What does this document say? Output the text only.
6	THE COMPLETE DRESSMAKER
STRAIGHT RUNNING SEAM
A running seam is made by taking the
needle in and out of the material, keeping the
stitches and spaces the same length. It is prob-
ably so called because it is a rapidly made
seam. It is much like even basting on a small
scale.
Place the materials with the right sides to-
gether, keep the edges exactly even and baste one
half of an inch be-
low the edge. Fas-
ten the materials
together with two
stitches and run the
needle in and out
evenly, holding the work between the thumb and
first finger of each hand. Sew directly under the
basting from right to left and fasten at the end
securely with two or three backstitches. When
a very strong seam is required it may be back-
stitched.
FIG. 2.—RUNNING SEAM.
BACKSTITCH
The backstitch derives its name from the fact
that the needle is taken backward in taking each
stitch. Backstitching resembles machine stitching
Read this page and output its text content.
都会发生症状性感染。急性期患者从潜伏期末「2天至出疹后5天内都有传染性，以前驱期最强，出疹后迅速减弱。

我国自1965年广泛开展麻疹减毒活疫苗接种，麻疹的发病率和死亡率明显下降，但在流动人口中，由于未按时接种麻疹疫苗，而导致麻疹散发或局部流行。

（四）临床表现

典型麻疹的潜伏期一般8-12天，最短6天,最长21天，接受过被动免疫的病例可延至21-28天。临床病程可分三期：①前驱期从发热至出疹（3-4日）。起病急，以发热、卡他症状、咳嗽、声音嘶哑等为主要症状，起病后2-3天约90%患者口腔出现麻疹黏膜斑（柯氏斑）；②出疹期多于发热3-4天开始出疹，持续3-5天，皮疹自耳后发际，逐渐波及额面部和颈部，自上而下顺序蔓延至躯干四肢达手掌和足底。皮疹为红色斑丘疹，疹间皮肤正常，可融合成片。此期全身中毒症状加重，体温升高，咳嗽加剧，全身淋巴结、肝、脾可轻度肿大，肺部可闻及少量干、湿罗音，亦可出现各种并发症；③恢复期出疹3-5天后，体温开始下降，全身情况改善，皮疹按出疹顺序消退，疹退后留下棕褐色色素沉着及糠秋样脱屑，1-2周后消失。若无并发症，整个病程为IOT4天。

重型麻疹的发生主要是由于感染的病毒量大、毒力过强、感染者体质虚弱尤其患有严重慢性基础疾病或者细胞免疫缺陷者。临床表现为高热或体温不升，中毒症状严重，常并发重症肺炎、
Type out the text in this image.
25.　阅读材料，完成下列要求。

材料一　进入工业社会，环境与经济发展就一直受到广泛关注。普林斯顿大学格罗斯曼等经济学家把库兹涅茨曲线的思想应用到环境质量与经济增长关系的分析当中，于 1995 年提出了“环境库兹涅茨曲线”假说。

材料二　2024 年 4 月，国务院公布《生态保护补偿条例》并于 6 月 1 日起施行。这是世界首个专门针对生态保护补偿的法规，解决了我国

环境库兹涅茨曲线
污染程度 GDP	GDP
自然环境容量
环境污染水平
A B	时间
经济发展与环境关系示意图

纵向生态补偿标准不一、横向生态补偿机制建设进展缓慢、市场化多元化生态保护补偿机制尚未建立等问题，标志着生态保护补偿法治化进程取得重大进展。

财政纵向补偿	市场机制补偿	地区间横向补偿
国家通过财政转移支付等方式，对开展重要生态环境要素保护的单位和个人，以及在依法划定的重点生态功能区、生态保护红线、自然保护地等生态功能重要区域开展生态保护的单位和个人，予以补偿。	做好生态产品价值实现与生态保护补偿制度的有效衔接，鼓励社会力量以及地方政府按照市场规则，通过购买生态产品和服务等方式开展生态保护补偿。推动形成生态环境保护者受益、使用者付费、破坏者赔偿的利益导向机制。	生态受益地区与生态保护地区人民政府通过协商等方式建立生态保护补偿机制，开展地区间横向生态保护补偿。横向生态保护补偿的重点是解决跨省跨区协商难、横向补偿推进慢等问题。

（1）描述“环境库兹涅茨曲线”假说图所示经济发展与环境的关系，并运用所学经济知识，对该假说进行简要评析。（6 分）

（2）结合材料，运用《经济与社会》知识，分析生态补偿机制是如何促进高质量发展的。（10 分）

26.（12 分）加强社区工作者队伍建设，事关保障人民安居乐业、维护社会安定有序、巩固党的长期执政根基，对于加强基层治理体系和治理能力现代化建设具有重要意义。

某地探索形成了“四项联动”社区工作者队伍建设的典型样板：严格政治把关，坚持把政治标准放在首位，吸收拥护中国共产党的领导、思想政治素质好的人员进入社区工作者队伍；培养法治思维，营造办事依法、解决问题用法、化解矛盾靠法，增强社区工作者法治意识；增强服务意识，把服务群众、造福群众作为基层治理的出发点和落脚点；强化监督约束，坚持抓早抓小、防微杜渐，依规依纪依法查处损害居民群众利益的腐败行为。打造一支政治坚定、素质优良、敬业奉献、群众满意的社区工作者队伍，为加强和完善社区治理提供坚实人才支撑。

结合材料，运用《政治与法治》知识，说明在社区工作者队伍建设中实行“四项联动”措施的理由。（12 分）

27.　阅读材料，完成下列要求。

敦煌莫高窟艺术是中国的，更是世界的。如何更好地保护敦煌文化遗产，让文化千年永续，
────────────────
● WRITTEN REQUEST: Each line of the listing should be echoed back exactly.

● ANSWER TO THIS PROBLEM:
What does this document say? Output the text only.
6	THE COMPLETE DRESSMAKER
STRAIGHT RUNNING SEAM
A running seam is made by taking the
needle in and out of the material, keeping the
stitches and spaces the same length. It is prob-
ably so called because it is a rapidly made
seam. It is much like even basting on a small
scale.
Place the materials with the right sides to-
gether, keep the edges exactly even and baste one
half of an inch be-
low the edge. Fas-
ten the materials
together with two
stitches and run the
needle in and out
evenly, holding the work between the thumb and
first finger of each hand. Sew directly under the
basting from right to left and fasten at the end
securely with two or three backstitches. When
a very strong seam is required it may be back-
stitched.
FIG. 2.—RUNNING SEAM.
BACKSTITCH
The backstitch derives its name from the fact
that the needle is taken backward in taking each
stitch. Backstitching resembles machine stitching
Read this page and output its text content.
都会发生症状性感染。急性期患者从潜伏期末「2天至出疹后5天内都有传染性，以前驱期最强，出疹后迅速减弱。

我国自1965年广泛开展麻疹减毒活疫苗接种，麻疹的发病率和死亡率明显下降，但在流动人口中，由于未按时接种麻疹疫苗，而导致麻疹散发或局部流行。

（四）临床表现

典型麻疹的潜伏期一般8-12天，最短6天,最长21天，接受过被动免疫的病例可延至21-28天。临床病程可分三期：①前驱期从发热至出疹（3-4日）。起病急，以发热、卡他症状、咳嗽、声音嘶哑等为主要症状，起病后2-3天约90%患者口腔出现麻疹黏膜斑（柯氏斑）；②出疹期多于发热3-4天开始出疹，持续3-5天，皮疹自耳后发际，逐渐波及额面部和颈部，自上而下顺序蔓延至躯干四肢达手掌和足底。皮疹为红色斑丘疹，疹间皮肤正常，可融合成片。此期全身中毒症状加重，体温升高，咳嗽加剧，全身淋巴结、肝、脾可轻度肿大，肺部可闻及少量干、湿罗音，亦可出现各种并发症；③恢复期出疹3-5天后，体温开始下降，全身情况改善，皮疹按出疹顺序消退，疹退后留下棕褐色色素沉着及糠秋样脱屑，1-2周后消失。若无并发症，整个病程为IOT4天。

重型麻疹的发生主要是由于感染的病毒量大、毒力过强、感染者体质虚弱尤其患有严重慢性基础疾病或者细胞免疫缺陷者。临床表现为高热或体温不升，中毒症状严重，常并发重症肺炎、
Type out the text in this image.
25.　阅读材料，完成下列要求。

材料一　进入工业社会，环境与经济发展就一直受到广泛关注。普林斯顿大学格罗斯曼等经济学家把库兹涅茨曲线的思想应用到环境质量与经济增长关系的分析当中，于 1995 年提出了“环境库兹涅茨曲线”假说。

材料二　2024 年 4 月，国务院公布《生态保护补偿条例》并于 6 月 1 日起施行。这是世界首个专门针对生态保护补偿的法规，解决了我国

环境库兹涅茨曲线
污染程度 GDP	GDP
自然环境容量
环境污染水平
A B	时间
经济发展与环境关系示意图

纵向生态补偿标准不一、横向生态补偿机制建设进展缓慢、市场化多元化生态保护补偿机制尚未建立等问题，标志着生态保护补偿法治化进程取得重大进展。

财政纵向补偿	市场机制补偿	地区间横向补偿
国家通过财政转移支付等方式，对开展重要生态环境要素保护的单位和个人，以及在依法划定的重点生态功能区、生态保护红线、自然保护地等生态功能重要区域开展生态保护的单位和个人，予以补偿。	做好生态产品价值实现与生态保护补偿制度的有效衔接，鼓励社会力量以及地方政府按照市场规则，通过购买生态产品和服务等方式开展生态保护补偿。推动形成生态环境保护者受益、使用者付费、破坏者赔偿的利益导向机制。	生态受益地区与生态保护地区人民政府通过协商等方式建立生态保护补偿机制，开展地区间横向生态保护补偿。横向生态保护补偿的重点是解决跨省跨区协商难、横向补偿推进慢等问题。

（1）描述“环境库兹涅茨曲线”假说图所示经济发展与环境的关系，并运用所学经济知识，对该假说进行简要评析。（6 分）

（2）结合材料，运用《经济与社会》知识，分析生态补偿机制是如何促进高质量发展的。（10 分）

26.（12 分）加强社区工作者队伍建设，事关保障人民安居乐业、维护社会安定有序、巩固党的长期执政根基，对于加强基层治理体系和治理能力现代化建设具有重要意义。

某地探索形成了“四项联动”社区工作者队伍建设的典型样板：严格政治把关，坚持把政治标准放在首位，吸收拥护中国共产党的领导、思想政治素质好的人员进入社区工作者队伍；培养法治思维，营造办事依法、解决问题用法、化解矛盾靠法，增强社区工作者法治意识；增强服务意识，把服务群众、造福群众作为基层治理的出发点和落脚点；强化监督约束，坚持抓早抓小、防微杜渐，依规依纪依法查处损害居民群众利益的腐败行为。打造一支政治坚定、素质优良、敬业奉献、群众满意的社区工作者队伍，为加强和完善社区治理提供坚实人才支撑。

结合材料，运用《政治与法治》知识，说明在社区工作者队伍建设中实行“四项联动”措施的理由。（12 分）

27.　阅读材料，完成下列要求。

敦煌莫高窟艺术是中国的，更是世界的。如何更好地保护敦煌文化遗产，让文化千年永续，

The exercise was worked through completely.